* _Exercise goal_
Copy out each line that mentions the word "page".

* _Recorded information_

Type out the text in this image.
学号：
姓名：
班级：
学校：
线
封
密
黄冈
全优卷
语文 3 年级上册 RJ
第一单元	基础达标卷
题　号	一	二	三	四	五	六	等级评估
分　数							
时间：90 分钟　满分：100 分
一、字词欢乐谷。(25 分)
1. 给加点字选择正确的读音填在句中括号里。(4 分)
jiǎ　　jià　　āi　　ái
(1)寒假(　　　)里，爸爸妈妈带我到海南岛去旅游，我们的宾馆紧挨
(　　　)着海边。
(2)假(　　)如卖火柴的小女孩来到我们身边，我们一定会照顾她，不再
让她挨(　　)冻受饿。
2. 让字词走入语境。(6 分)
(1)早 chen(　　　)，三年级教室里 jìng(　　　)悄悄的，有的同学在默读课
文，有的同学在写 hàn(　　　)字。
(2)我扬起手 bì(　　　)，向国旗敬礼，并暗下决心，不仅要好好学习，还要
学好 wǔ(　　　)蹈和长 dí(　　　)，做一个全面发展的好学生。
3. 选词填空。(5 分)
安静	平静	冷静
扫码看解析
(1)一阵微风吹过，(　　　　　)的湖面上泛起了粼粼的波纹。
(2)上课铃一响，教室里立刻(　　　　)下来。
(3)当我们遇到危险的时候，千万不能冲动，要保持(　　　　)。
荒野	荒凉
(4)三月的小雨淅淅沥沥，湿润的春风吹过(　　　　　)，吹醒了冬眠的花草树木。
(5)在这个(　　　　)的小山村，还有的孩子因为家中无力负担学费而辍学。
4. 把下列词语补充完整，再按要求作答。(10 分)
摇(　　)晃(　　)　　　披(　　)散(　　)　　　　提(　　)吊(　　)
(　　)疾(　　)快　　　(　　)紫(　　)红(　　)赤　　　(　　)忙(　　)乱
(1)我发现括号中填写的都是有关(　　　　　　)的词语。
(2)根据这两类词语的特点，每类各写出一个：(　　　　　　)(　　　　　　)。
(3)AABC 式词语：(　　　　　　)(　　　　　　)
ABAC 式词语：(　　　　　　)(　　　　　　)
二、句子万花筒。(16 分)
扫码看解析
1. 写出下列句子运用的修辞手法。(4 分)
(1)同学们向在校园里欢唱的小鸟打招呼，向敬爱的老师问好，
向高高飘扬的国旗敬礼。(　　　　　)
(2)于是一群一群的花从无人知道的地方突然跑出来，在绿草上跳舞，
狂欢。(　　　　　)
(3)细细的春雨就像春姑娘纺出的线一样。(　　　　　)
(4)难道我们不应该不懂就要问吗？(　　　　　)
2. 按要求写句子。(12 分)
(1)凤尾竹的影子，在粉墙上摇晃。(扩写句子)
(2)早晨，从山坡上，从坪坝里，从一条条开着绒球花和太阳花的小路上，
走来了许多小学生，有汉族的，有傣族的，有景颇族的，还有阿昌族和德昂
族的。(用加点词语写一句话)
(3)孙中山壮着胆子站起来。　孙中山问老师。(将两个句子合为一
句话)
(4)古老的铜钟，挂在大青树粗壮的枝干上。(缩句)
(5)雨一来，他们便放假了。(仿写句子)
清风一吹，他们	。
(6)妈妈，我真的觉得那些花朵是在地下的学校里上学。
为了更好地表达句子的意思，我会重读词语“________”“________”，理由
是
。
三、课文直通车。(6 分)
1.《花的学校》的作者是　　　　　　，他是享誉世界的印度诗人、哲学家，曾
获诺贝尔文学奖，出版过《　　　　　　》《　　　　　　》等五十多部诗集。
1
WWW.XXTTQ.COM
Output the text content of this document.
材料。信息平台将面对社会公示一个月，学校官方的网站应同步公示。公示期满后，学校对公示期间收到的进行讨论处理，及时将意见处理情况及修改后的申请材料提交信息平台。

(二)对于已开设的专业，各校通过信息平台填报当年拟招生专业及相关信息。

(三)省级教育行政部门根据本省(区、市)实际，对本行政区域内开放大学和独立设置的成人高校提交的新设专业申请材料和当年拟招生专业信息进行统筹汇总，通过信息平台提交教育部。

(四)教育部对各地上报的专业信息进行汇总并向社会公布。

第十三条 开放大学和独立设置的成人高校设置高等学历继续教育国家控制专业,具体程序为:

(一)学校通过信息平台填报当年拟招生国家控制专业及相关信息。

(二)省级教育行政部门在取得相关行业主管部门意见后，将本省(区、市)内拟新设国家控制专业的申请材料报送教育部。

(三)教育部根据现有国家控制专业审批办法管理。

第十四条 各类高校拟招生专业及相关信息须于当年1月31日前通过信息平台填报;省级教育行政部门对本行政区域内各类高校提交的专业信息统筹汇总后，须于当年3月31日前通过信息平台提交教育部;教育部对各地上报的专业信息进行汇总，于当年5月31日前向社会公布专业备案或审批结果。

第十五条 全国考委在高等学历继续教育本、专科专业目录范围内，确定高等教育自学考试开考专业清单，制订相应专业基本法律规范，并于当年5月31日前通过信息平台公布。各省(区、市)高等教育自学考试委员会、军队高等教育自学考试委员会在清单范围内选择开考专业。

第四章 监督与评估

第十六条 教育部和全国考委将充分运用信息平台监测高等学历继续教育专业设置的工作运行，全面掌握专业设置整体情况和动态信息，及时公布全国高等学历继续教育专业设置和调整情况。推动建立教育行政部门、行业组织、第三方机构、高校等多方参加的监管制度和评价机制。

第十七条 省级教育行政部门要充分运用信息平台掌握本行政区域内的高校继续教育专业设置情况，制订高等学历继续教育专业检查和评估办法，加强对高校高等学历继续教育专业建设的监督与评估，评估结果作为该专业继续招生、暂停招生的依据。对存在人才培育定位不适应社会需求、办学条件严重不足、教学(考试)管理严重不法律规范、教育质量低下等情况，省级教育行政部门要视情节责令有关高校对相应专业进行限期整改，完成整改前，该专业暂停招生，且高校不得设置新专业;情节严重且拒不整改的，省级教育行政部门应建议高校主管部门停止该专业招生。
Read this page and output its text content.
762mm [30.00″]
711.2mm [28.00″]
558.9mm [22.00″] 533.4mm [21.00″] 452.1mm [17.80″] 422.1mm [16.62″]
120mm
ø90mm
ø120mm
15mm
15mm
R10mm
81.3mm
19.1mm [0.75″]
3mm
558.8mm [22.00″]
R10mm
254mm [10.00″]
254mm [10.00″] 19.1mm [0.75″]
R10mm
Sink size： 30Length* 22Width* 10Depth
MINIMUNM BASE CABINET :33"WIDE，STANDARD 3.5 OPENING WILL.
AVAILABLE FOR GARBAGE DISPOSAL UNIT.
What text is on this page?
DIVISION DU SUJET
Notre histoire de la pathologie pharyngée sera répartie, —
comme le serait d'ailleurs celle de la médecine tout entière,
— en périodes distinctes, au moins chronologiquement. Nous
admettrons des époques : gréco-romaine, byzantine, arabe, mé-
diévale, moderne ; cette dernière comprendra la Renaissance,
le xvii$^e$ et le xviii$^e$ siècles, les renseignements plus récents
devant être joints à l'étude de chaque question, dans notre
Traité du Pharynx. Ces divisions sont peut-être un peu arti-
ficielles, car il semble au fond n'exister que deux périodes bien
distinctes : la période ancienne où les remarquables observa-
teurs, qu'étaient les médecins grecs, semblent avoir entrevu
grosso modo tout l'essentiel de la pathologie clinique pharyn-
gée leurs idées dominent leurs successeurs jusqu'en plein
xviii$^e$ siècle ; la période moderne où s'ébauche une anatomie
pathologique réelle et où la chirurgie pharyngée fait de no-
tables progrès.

* _Answer to this exercise_
Read this page and output its text content.
What text is on this page?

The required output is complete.